What is being asked: Set down the entries once more exactly as they were written.

#### Exercise inputs ####

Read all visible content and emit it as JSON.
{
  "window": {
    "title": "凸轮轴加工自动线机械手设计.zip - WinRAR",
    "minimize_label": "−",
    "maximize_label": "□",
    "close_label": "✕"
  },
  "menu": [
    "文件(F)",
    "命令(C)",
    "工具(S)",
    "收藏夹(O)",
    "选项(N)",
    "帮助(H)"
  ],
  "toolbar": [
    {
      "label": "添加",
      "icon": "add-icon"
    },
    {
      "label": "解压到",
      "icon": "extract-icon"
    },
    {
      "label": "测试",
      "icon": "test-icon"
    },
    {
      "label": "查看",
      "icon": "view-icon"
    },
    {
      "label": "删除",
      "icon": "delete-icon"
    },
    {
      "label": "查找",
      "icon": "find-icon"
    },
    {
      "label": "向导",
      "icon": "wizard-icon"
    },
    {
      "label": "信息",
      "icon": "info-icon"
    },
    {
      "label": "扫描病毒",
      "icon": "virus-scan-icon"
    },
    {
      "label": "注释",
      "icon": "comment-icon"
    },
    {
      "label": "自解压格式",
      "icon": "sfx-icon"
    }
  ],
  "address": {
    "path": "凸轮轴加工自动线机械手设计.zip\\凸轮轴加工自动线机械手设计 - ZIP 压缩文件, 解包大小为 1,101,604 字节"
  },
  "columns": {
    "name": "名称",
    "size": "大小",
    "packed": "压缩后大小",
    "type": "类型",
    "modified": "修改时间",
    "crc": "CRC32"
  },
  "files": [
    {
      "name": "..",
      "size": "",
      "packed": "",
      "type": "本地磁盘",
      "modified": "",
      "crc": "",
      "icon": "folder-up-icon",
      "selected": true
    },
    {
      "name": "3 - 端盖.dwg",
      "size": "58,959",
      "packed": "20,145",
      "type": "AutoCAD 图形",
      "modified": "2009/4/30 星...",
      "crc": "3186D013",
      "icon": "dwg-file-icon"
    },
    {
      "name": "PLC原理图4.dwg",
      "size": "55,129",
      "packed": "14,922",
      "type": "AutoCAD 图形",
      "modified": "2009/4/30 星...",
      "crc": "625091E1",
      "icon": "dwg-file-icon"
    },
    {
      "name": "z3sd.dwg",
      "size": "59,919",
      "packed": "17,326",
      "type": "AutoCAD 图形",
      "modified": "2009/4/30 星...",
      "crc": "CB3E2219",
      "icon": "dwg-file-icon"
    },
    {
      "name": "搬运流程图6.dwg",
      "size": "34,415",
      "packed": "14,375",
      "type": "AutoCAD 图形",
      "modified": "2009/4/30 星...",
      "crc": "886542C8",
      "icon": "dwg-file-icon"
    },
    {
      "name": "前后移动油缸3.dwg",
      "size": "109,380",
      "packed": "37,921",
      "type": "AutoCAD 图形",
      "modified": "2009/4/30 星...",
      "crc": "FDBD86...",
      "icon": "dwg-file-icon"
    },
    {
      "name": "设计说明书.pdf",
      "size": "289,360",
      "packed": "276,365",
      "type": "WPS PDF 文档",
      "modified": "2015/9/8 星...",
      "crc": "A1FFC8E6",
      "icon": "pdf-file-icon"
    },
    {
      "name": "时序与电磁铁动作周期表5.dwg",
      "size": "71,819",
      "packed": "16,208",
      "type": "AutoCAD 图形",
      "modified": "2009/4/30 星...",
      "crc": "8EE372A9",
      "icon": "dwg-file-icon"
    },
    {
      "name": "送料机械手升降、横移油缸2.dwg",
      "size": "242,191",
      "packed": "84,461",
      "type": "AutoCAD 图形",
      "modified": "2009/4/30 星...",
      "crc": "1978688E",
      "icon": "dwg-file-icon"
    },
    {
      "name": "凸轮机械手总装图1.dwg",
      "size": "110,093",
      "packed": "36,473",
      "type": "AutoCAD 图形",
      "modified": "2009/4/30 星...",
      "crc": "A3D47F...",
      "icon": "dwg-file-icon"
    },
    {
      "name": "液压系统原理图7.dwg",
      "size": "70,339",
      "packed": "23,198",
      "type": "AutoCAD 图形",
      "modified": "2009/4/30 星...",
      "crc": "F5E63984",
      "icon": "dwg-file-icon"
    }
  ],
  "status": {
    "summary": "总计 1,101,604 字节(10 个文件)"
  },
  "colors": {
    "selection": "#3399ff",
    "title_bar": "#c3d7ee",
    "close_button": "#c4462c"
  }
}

####

Task solution:
Read all visible content and emit it as JSON.
{
  "window": {
    "title": "凸轮轴加工自动线机械手设计.zip - WinRAR",
    "minimize_label": "−",
    "maximize_label": "□",
    "close_label": "✕"
  },
  "menu": [
    "文件(F)",
    "命令(C)",
    "工具(S)",
    "收藏夹(O)",
    "选项(N)",
    "帮助(H)"
  ],
  "toolbar": [
    {
      "label": "添加",
      "icon": "add-icon"
    },
    {
      "label": "解压到",
      "icon": "extract-icon"
    },
    {
      "label": "测试",
      "icon": "test-icon"
    },
    {
      "label": "查看",
      "icon": "view-icon"
    },
    {
      "label": "删除",
      "icon": "delete-icon"
    },
    {
      "label": "查找",
      "icon": "find-icon"
    },
    {
      "label": "向导",
      "icon": "wizard-icon"
    },
    {
      "label": "信息",
      "icon": "info-icon"
    },
    {
      "label": "扫描病毒",
      "icon": "virus-scan-icon"
    },
    {
      "label": "注释",
      "icon": "comment-icon"
    },
    {
      "label": "自解压格式",
      "icon": "sfx-icon"
    }
  ],
  "address": {
    "path": "凸轮轴加工自动线机械手设计.zip\\凸轮轴加工自动线机械手设计 - ZIP 压缩文件, 解包大小为 1,101,604 字节"
  },
  "columns": {
    "name": "名称",
    "size": "大小",
    "packed": "压缩后大小",
    "type": "类型",
    "modified": "修改时间",
    "crc": "CRC32"
  },
  "files": [
    {
      "name": "..",
      "size": "",
      "packed": "",
      "type": "本地磁盘",
      "modified": "",
      "crc": "",
      "icon": "folder-up-icon",
      "selected": true
    },
    {
      "name": "3 - 端盖.dwg",
      "size": "58,959",
      "packed": "20,145",
      "type": "AutoCAD 图形",
      "modified": "2009/4/30 星...",
      "crc": "3186D013",
      "icon": "dwg-file-icon"
    },
    {
      "name": "PLC原理图4.dwg",
      "size": "55,129",
      "packed": "14,922",
      "type": "AutoCAD 图形",
      "modified": "2009/4/30 星...",
      "crc": "625091E1",
      "icon": "dwg-file-icon"
    },
    {
      "name": "z3sd.dwg",
      "size": "59,919",
      "packed": "17,326",
      "type": "AutoCAD 图形",
      "modified": "2009/4/30 星...",
      "crc": "CB3E2219",
      "icon": "dwg-file-icon"
    },
    {
      "name": "搬运流程图6.dwg",
      "size": "34,415",
      "packed": "14,375",
      "type": "AutoCAD 图形",
      "modified": "2009/4/30 星...",
      "crc": "886542C8",
      "icon": "dwg-file-icon"
    },
    {
      "name": "前后移动油缸3.dwg",
      "size": "109,380",
      "packed": "37,921",
      "type": "AutoCAD 图形",
      "modified": "2009/4/30 星...",
      "crc": "FDBD86...",
      "icon": "dwg-file-icon"
    },
    {
      "name": "设计说明书.pdf",
      "size": "289,360",
      "packed": "276,365",
      "type": "WPS PDF 文档",
      "modified": "2015/9/8 星...",
      "crc": "A1FFC8E6",
      "icon": "pdf-file-icon"
    },
    {
      "name": "时序与电磁铁动作周期表5.dwg",
      "size": "71,819",
      "packed": "16,208",
      "type": "AutoCAD 图形",
      "modified": "2009/4/30 星...",
      "crc": "8EE372A9",
      "icon": "dwg-file-icon"
    },
    {
      "name": "送料机械手升降、横移油缸2.dwg",
      "size": "242,191",
      "packed": "84,461",
      "type": "AutoCAD 图形",
      "modified": "2009/4/30 星...",
      "crc": "1978688E",
      "icon": "dwg-file-icon"
    },
    {
      "name": "凸轮机械手总装图1.dwg",
      "size": "110,093",
      "packed": "36,473",
      "type": "AutoCAD 图形",
      "modified": "2009/4/30 星...",
      "crc": "A3D47F...",
      "icon": "dwg-file-icon"
    },
    {
      "name": "液压系统原理图7.dwg",
      "size": "70,339",
      "packed": "23,198",
      "type": "AutoCAD 图形",
      "modified": "2009/4/30 星...",
      "crc": "F5E63984",
      "icon": "dwg-file-icon"
    }
  ],
  "status": {
    "summary": "总计 1,101,604 字节(10 个文件)"
  },
  "colors": {
    "selection": "#3399ff",
    "title_bar": "#c3d7ee",
    "close_button": "#c4462c"
  }
}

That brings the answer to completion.